▶ [WHAT THIS TASK INVOLVES]
Quote the data below in full, minus the images.

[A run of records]
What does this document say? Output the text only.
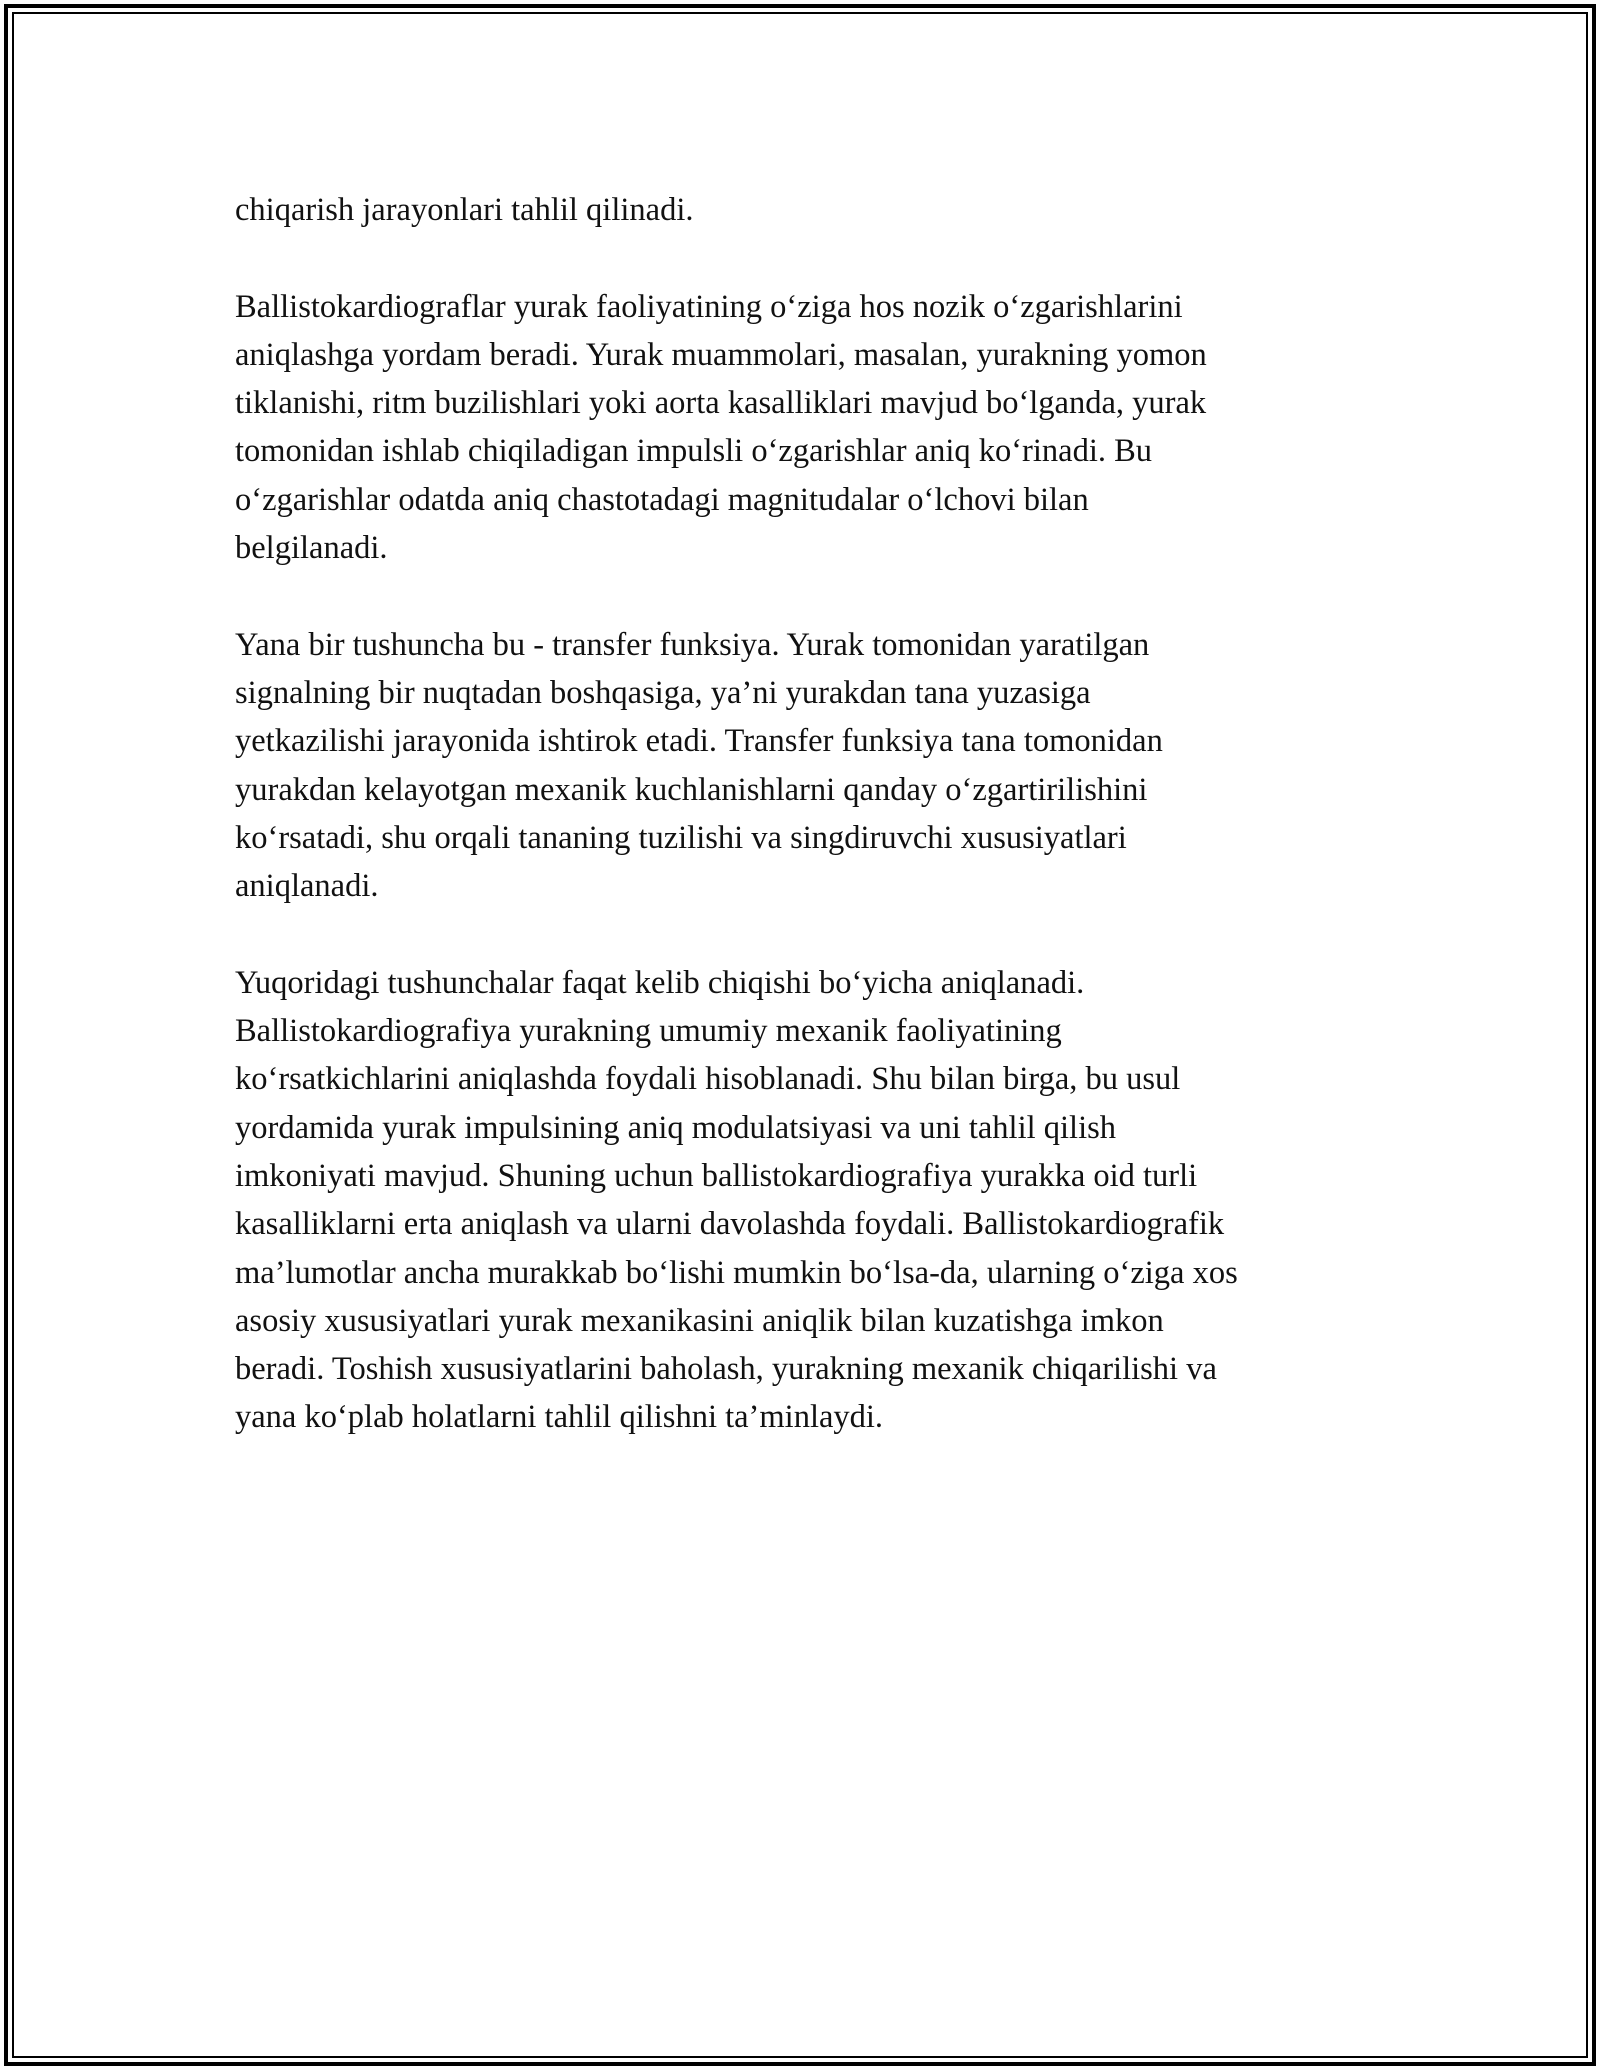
chiqarish jarayonlari tahlil qilinadi.
Ballistokardiograflar yurak faoliyatining o‘ziga hos nozik o‘zgarishlarini
aniqlashga yordam beradi. Yurak muammolari, masalan, yurakning yomon
tiklanishi, ritm buzilishlari yoki aorta kasalliklari mavjud bo‘lganda, yurak
tomonidan ishlab chiqiladigan impulsli o‘zgarishlar aniq ko‘rinadi. Bu
o‘zgarishlar odatda aniq chastotadagi magnitudalar o‘lchovi bilan
belgilanadi.
Yana bir tushuncha bu - transfer funksiya. Yurak tomonidan yaratilgan
signalning bir nuqtadan boshqasiga, ya’ni yurakdan tana yuzasiga
yetkazilishi jarayonida ishtirok etadi. Transfer funksiya tana tomonidan
yurakdan kelayotgan mexanik kuchlanishlarni qanday o‘zgartirilishini
ko‘rsatadi, shu orqali tananing tuzilishi va singdiruvchi xususiyatlari
aniqlanadi.
Yuqoridagi tushunchalar faqat kelib chiqishi bo‘yicha aniqlanadi.
Ballistokardiografiya yurakning umumiy mexanik faoliyatining
ko‘rsatkichlarini aniqlashda foydali hisoblanadi. Shu bilan birga, bu usul
yordamida yurak impulsining aniq modulatsiyasi va uni tahlil qilish
imkoniyati mavjud. Shuning uchun ballistokardiografiya yurakka oid turli
kasalliklarni erta aniqlash va ularni davolashda foydali. Ballistokardiografik
ma’lumotlar ancha murakkab bo‘lishi mumkin bo‘lsa-da, ularning o‘ziga xos
asosiy xususiyatlari yurak mexanikasini aniqlik bilan kuzatishga imkon
beradi. Toshish xususiyatlarini baholash, yurakning mexanik chiqarilishi va
yana ko‘plab holatlarni tahlil qilishni ta’minlaydi.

▶ [RESPONSE]
What does this document say? Output the text only.
chiqarish jarayonlari tahlil qilinadi.
Ballistokardiograflar yurak faoliyatining o‘ziga hos nozik o‘zgarishlarini
aniqlashga yordam beradi. Yurak muammolari, masalan, yurakning yomon
tiklanishi, ritm buzilishlari yoki aorta kasalliklari mavjud bo‘lganda, yurak
tomonidan ishlab chiqiladigan impulsli o‘zgarishlar aniq ko‘rinadi. Bu
o‘zgarishlar odatda aniq chastotadagi magnitudalar o‘lchovi bilan
belgilanadi.
Yana bir tushuncha bu - transfer funksiya. Yurak tomonidan yaratilgan
signalning bir nuqtadan boshqasiga, ya’ni yurakdan tana yuzasiga
yetkazilishi jarayonida ishtirok etadi. Transfer funksiya tana tomonidan
yurakdan kelayotgan mexanik kuchlanishlarni qanday o‘zgartirilishini
ko‘rsatadi, shu orqali tananing tuzilishi va singdiruvchi xususiyatlari
aniqlanadi.
Yuqoridagi tushunchalar faqat kelib chiqishi bo‘yicha aniqlanadi.
Ballistokardiografiya yurakning umumiy mexanik faoliyatining
ko‘rsatkichlarini aniqlashda foydali hisoblanadi. Shu bilan birga, bu usul
yordamida yurak impulsining aniq modulatsiyasi va uni tahlil qilish
imkoniyati mavjud. Shuning uchun ballistokardiografiya yurakka oid turli
kasalliklarni erta aniqlash va ularni davolashda foydali. Ballistokardiografik
ma’lumotlar ancha murakkab bo‘lishi mumkin bo‘lsa-da, ularning o‘ziga xos
asosiy xususiyatlari yurak mexanikasini aniqlik bilan kuzatishga imkon
beradi. Toshish xususiyatlarini baholash, yurakning mexanik chiqarilishi va
yana ko‘plab holatlarni tahlil qilishni ta’minlaydi.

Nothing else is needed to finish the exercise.